▶ _WHAT YOU WILL DO_:
Report every line in the listing that contains the string "fino".
::::
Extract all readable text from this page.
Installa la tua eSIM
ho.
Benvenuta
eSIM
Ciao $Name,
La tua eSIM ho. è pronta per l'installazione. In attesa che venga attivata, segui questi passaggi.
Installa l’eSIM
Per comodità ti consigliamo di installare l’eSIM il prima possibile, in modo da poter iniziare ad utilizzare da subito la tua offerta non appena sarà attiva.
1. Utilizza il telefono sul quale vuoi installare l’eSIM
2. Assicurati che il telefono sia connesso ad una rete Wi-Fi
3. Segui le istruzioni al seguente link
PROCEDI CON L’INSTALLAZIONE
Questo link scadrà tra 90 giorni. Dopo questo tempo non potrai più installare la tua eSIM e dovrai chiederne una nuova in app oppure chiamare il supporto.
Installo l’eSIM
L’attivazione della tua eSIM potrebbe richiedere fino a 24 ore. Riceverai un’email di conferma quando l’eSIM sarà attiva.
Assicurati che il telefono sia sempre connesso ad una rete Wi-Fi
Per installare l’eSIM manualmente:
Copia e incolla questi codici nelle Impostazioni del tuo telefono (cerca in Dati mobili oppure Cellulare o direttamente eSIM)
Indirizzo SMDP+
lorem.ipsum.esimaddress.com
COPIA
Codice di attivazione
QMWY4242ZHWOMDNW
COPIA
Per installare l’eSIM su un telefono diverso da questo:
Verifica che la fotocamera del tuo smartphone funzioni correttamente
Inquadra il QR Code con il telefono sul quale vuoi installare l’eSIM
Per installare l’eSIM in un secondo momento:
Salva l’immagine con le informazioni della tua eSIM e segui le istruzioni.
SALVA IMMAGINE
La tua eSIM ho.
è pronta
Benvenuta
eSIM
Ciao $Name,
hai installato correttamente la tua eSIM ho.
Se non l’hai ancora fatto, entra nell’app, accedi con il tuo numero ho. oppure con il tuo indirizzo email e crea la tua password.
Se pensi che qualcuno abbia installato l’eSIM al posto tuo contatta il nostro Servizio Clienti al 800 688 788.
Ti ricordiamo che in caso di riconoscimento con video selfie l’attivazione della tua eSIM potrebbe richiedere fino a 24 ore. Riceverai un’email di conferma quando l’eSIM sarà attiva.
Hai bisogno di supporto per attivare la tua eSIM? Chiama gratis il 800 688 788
::::
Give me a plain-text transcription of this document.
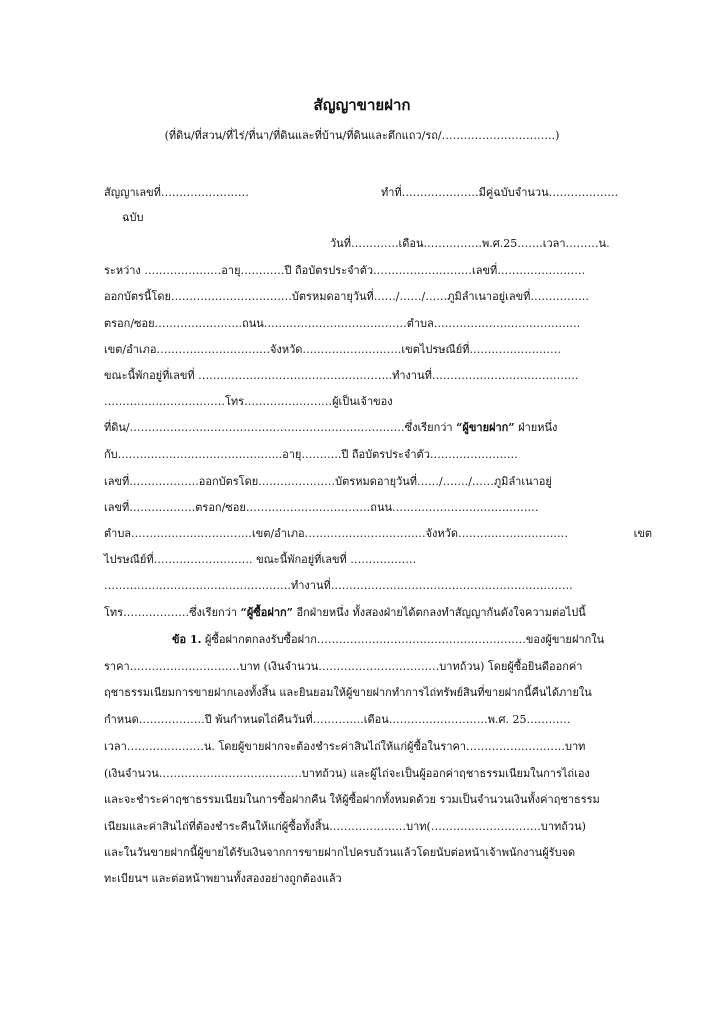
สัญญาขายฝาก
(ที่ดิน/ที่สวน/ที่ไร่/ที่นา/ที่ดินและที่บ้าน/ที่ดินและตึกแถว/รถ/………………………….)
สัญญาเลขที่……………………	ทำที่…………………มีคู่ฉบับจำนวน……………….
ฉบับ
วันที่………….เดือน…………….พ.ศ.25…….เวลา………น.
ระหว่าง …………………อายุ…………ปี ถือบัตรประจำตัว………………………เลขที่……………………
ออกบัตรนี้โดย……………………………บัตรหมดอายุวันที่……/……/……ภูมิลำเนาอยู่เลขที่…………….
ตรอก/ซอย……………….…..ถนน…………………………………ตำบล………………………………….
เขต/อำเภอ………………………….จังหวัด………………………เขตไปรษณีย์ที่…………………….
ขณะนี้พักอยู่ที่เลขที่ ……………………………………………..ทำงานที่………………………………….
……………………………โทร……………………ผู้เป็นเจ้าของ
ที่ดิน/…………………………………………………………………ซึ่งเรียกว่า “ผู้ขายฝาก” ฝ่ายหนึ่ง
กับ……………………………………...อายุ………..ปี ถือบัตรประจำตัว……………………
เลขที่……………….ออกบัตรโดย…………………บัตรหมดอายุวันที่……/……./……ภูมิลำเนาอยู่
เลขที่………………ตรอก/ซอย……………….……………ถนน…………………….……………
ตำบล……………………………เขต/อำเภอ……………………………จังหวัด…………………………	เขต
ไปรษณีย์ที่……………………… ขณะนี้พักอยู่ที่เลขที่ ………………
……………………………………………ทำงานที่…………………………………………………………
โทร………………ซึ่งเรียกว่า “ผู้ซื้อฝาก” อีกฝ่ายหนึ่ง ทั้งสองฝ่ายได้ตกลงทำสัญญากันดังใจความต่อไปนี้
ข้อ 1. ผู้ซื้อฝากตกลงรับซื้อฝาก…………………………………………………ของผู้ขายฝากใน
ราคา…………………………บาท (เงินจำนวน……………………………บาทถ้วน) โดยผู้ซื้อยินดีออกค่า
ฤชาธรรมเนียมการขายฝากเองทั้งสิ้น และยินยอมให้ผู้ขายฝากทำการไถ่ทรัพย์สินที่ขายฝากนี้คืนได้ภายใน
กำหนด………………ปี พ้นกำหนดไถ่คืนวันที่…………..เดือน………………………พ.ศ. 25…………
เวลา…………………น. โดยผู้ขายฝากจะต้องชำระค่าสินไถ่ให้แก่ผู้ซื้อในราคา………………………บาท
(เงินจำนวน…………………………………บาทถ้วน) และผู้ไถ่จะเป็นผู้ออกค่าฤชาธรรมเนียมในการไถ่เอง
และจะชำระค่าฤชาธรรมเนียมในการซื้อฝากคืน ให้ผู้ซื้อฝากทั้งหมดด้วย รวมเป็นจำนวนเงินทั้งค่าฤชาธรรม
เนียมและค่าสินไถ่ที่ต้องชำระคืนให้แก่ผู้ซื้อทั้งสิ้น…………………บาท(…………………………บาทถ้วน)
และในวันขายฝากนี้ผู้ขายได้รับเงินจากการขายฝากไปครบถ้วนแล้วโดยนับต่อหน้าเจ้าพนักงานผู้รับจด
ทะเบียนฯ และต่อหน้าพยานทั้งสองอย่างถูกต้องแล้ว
::::
▶ _THE RESPONSE_:
L’attivazione della tua eSIM potrebbe richiedere fino a 24 ore. Riceverai un’email di conferma quando l’eSIM sarà attiva.
Ti ricordiamo che in caso di riconoscimento con video selfie l’attivazione della tua eSIM potrebbe richiedere fino a 24 ore. Riceverai un’email di conferma quando l’eSIM sarà attiva.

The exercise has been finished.